▶ _WORK INSTRUCTIONS_:
Copy the records below exactly, leaving out every picture.

### STORED DATA ###

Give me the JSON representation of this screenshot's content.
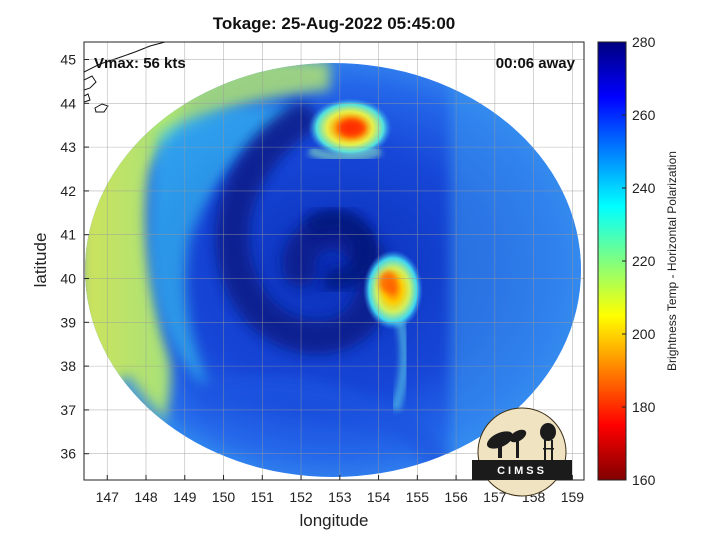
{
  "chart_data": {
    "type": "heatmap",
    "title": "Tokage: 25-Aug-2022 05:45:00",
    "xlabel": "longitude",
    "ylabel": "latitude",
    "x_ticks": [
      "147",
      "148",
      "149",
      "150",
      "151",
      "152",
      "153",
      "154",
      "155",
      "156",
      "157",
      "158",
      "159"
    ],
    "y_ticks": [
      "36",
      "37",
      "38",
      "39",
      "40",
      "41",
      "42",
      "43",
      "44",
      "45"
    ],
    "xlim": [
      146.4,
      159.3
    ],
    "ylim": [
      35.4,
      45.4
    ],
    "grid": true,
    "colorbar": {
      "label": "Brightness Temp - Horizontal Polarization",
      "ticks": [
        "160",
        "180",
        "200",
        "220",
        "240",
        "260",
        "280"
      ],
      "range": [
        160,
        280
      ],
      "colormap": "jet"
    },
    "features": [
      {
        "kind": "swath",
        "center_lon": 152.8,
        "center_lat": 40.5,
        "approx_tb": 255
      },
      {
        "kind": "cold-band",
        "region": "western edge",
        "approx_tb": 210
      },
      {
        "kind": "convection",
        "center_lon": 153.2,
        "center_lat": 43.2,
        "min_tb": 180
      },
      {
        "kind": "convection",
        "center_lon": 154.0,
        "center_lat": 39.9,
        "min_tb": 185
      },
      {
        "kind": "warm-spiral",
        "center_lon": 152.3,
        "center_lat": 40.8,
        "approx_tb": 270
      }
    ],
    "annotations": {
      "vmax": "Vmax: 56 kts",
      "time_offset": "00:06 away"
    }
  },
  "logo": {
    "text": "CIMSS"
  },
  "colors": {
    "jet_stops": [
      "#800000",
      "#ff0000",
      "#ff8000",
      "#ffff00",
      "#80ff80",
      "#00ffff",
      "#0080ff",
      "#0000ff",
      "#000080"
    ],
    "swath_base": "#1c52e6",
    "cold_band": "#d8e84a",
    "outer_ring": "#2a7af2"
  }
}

###

▶ _FINAL RESULT_:
Give me the JSON representation of this screenshot's content.
{
  "chart_data": {
    "type": "heatmap",
    "title": "Tokage: 25-Aug-2022 05:45:00",
    "xlabel": "longitude",
    "ylabel": "latitude",
    "x_ticks": [
      "147",
      "148",
      "149",
      "150",
      "151",
      "152",
      "153",
      "154",
      "155",
      "156",
      "157",
      "158",
      "159"
    ],
    "y_ticks": [
      "36",
      "37",
      "38",
      "39",
      "40",
      "41",
      "42",
      "43",
      "44",
      "45"
    ],
    "xlim": [
      146.4,
      159.3
    ],
    "ylim": [
      35.4,
      45.4
    ],
    "grid": true,
    "colorbar": {
      "label": "Brightness Temp - Horizontal Polarization",
      "ticks": [
        "160",
        "180",
        "200",
        "220",
        "240",
        "260",
        "280"
      ],
      "range": [
        160,
        280
      ],
      "colormap": "jet"
    },
    "features": [
      {
        "kind": "swath",
        "center_lon": 152.8,
        "center_lat": 40.5,
        "approx_tb": 255
      },
      {
        "kind": "cold-band",
        "region": "western edge",
        "approx_tb": 210
      },
      {
        "kind": "convection",
        "center_lon": 153.2,
        "center_lat": 43.2,
        "min_tb": 180
      },
      {
        "kind": "convection",
        "center_lon": 154.0,
        "center_lat": 39.9,
        "min_tb": 185
      },
      {
        "kind": "warm-spiral",
        "center_lon": 152.3,
        "center_lat": 40.8,
        "approx_tb": 270
      }
    ],
    "annotations": {
      "vmax": "Vmax: 56 kts",
      "time_offset": "00:06 away"
    }
  },
  "logo": {
    "text": "CIMSS"
  },
  "colors": {
    "jet_stops": [
      "#800000",
      "#ff0000",
      "#ff8000",
      "#ffff00",
      "#80ff80",
      "#00ffff",
      "#0080ff",
      "#0000ff",
      "#000080"
    ],
    "swath_base": "#1c52e6",
    "cold_band": "#d8e84a",
    "outer_ring": "#2a7af2"
  }
}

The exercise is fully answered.